→ PROMPT
Quote every entry word for word.

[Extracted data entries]
○ ○ ○ ○ ○
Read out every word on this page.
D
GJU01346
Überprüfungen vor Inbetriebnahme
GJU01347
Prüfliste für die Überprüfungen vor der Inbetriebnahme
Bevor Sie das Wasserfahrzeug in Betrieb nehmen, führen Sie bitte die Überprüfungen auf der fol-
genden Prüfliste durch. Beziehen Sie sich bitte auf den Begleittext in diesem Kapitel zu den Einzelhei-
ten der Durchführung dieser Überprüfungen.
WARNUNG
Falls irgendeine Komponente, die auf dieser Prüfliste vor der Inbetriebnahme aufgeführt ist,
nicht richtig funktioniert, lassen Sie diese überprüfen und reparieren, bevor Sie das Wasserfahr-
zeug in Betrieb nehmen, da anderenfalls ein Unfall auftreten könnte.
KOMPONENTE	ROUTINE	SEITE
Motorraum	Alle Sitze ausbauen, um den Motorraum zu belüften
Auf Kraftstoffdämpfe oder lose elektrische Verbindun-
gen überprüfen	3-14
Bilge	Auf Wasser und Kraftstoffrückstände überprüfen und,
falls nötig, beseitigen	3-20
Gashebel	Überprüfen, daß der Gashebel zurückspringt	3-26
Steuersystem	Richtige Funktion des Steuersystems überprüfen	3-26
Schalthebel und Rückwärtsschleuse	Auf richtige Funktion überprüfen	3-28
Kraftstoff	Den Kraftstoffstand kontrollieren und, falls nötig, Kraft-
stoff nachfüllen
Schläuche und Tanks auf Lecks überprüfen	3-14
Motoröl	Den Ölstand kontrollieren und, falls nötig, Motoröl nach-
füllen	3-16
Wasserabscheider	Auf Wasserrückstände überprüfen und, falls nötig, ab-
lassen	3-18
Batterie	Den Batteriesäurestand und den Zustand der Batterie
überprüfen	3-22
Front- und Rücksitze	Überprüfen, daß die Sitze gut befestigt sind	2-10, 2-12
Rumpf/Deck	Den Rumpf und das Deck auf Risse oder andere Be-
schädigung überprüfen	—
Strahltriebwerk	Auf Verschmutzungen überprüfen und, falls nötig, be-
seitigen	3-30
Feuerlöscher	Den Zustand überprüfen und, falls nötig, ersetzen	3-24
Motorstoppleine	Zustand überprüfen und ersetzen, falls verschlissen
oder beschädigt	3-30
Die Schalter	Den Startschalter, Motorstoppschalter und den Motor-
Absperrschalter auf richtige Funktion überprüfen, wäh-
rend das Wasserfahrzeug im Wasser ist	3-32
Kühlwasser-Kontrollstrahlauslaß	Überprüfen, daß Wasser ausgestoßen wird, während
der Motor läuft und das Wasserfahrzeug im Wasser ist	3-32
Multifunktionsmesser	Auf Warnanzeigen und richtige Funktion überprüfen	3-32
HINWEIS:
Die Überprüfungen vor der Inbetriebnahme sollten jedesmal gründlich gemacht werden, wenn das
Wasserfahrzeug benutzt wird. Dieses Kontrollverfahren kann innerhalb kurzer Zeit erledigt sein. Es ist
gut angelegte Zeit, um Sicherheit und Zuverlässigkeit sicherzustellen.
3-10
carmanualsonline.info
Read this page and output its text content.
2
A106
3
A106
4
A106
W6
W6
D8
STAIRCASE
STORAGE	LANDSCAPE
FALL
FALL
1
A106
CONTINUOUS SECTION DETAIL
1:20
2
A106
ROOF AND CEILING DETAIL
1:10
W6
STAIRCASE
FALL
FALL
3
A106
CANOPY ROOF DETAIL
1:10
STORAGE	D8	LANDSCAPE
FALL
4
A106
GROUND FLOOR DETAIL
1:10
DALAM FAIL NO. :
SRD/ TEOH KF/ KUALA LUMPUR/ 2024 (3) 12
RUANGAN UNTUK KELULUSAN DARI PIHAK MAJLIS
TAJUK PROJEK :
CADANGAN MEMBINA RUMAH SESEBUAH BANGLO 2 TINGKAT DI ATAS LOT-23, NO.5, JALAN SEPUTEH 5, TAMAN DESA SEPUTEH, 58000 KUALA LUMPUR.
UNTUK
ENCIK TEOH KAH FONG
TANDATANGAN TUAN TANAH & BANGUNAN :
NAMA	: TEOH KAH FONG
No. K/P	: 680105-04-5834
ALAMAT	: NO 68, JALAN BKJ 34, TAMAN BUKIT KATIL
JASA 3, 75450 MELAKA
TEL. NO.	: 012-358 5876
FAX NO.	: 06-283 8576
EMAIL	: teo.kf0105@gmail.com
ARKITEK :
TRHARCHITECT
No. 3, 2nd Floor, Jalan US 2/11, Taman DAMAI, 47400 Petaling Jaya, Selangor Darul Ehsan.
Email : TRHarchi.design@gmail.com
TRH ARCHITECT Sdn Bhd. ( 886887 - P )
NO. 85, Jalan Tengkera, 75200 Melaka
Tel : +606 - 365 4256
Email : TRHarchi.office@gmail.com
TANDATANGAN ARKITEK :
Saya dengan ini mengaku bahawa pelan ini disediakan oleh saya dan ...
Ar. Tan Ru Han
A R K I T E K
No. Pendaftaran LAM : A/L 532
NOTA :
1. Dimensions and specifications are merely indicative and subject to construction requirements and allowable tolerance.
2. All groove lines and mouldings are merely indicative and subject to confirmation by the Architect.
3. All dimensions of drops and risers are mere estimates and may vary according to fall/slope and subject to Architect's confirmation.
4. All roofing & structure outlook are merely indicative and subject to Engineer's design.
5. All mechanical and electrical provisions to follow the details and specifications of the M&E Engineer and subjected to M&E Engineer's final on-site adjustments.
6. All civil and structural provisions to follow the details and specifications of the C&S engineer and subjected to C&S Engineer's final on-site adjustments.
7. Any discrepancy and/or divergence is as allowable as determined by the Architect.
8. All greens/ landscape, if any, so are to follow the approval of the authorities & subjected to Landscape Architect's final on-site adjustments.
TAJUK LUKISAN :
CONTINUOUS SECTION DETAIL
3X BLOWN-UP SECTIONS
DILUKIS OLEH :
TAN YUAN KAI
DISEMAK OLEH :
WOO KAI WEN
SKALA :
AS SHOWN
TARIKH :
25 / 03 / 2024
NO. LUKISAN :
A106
○ ○ ○ ○ ○
→ SOLUTION FOR THIS EXERCISE
Read out every word on this page.
D
GJU01346
Überprüfungen vor Inbetriebnahme
GJU01347
Prüfliste für die Überprüfungen vor der Inbetriebnahme
Bevor Sie das Wasserfahrzeug in Betrieb nehmen, führen Sie bitte die Überprüfungen auf der fol-
genden Prüfliste durch. Beziehen Sie sich bitte auf den Begleittext in diesem Kapitel zu den Einzelhei-
ten der Durchführung dieser Überprüfungen.
WARNUNG
Falls irgendeine Komponente, die auf dieser Prüfliste vor der Inbetriebnahme aufgeführt ist,
nicht richtig funktioniert, lassen Sie diese überprüfen und reparieren, bevor Sie das Wasserfahr-
zeug in Betrieb nehmen, da anderenfalls ein Unfall auftreten könnte.
KOMPONENTE	ROUTINE	SEITE
Motorraum	Alle Sitze ausbauen, um den Motorraum zu belüften
Auf Kraftstoffdämpfe oder lose elektrische Verbindun-
gen überprüfen	3-14
Bilge	Auf Wasser und Kraftstoffrückstände überprüfen und,
falls nötig, beseitigen	3-20
Gashebel	Überprüfen, daß der Gashebel zurückspringt	3-26
Steuersystem	Richtige Funktion des Steuersystems überprüfen	3-26
Schalthebel und Rückwärtsschleuse	Auf richtige Funktion überprüfen	3-28
Kraftstoff	Den Kraftstoffstand kontrollieren und, falls nötig, Kraft-
stoff nachfüllen
Schläuche und Tanks auf Lecks überprüfen	3-14
Motoröl	Den Ölstand kontrollieren und, falls nötig, Motoröl nach-
füllen	3-16
Wasserabscheider	Auf Wasserrückstände überprüfen und, falls nötig, ab-
lassen	3-18
Batterie	Den Batteriesäurestand und den Zustand der Batterie
überprüfen	3-22
Front- und Rücksitze	Überprüfen, daß die Sitze gut befestigt sind	2-10, 2-12
Rumpf/Deck	Den Rumpf und das Deck auf Risse oder andere Be-
schädigung überprüfen	—
Strahltriebwerk	Auf Verschmutzungen überprüfen und, falls nötig, be-
seitigen	3-30
Feuerlöscher	Den Zustand überprüfen und, falls nötig, ersetzen	3-24
Motorstoppleine	Zustand überprüfen und ersetzen, falls verschlissen
oder beschädigt	3-30
Die Schalter	Den Startschalter, Motorstoppschalter und den Motor-
Absperrschalter auf richtige Funktion überprüfen, wäh-
rend das Wasserfahrzeug im Wasser ist	3-32
Kühlwasser-Kontrollstrahlauslaß	Überprüfen, daß Wasser ausgestoßen wird, während
der Motor läuft und das Wasserfahrzeug im Wasser ist	3-32
Multifunktionsmesser	Auf Warnanzeigen und richtige Funktion überprüfen	3-32
HINWEIS:
Die Überprüfungen vor der Inbetriebnahme sollten jedesmal gründlich gemacht werden, wenn das
Wasserfahrzeug benutzt wird. Dieses Kontrollverfahren kann innerhalb kurzer Zeit erledigt sein. Es ist
gut angelegte Zeit, um Sicherheit und Zuverlässigkeit sicherzustellen.
3-10
carmanualsonline.info
Read this page and output its text content.
2
A106
3
A106
4
A106
W6
W6
D8
STAIRCASE
STORAGE	LANDSCAPE
FALL
FALL
1
A106
CONTINUOUS SECTION DETAIL
1:20
2
A106
ROOF AND CEILING DETAIL
1:10
W6
STAIRCASE
FALL
FALL
3
A106
CANOPY ROOF DETAIL
1:10
STORAGE	D8	LANDSCAPE
FALL
4
A106
GROUND FLOOR DETAIL
1:10
DALAM FAIL NO. :
SRD/ TEOH KF/ KUALA LUMPUR/ 2024 (3) 12
RUANGAN UNTUK KELULUSAN DARI PIHAK MAJLIS
TAJUK PROJEK :
CADANGAN MEMBINA RUMAH SESEBUAH BANGLO 2 TINGKAT DI ATAS LOT-23, NO.5, JALAN SEPUTEH 5, TAMAN DESA SEPUTEH, 58000 KUALA LUMPUR.
UNTUK
ENCIK TEOH KAH FONG
TANDATANGAN TUAN TANAH & BANGUNAN :
NAMA	: TEOH KAH FONG
No. K/P	: 680105-04-5834
ALAMAT	: NO 68, JALAN BKJ 34, TAMAN BUKIT KATIL
JASA 3, 75450 MELAKA
TEL. NO.	: 012-358 5876
FAX NO.	: 06-283 8576
EMAIL	: teo.kf0105@gmail.com
ARKITEK :
TRHARCHITECT
No. 3, 2nd Floor, Jalan US 2/11, Taman DAMAI, 47400 Petaling Jaya, Selangor Darul Ehsan.
Email : TRHarchi.design@gmail.com
TRH ARCHITECT Sdn Bhd. ( 886887 - P )
NO. 85, Jalan Tengkera, 75200 Melaka
Tel : +606 - 365 4256
Email : TRHarchi.office@gmail.com
TANDATANGAN ARKITEK :
Saya dengan ini mengaku bahawa pelan ini disediakan oleh saya dan ...
Ar. Tan Ru Han
A R K I T E K
No. Pendaftaran LAM : A/L 532
NOTA :
1. Dimensions and specifications are merely indicative and subject to construction requirements and allowable tolerance.
2. All groove lines and mouldings are merely indicative and subject to confirmation by the Architect.
3. All dimensions of drops and risers are mere estimates and may vary according to fall/slope and subject to Architect's confirmation.
4. All roofing & structure outlook are merely indicative and subject to Engineer's design.
5. All mechanical and electrical provisions to follow the details and specifications of the M&E Engineer and subjected to M&E Engineer's final on-site adjustments.
6. All civil and structural provisions to follow the details and specifications of the C&S engineer and subjected to C&S Engineer's final on-site adjustments.
7. Any discrepancy and/or divergence is as allowable as determined by the Architect.
8. All greens/ landscape, if any, so are to follow the approval of the authorities & subjected to Landscape Architect's final on-site adjustments.
TAJUK LUKISAN :
CONTINUOUS SECTION DETAIL
3X BLOWN-UP SECTIONS
DILUKIS OLEH :
TAN YUAN KAI
DISEMAK OLEH :
WOO KAI WEN
SKALA :
AS SHOWN
TARIKH :
25 / 03 / 2024
NO. LUKISAN :
A106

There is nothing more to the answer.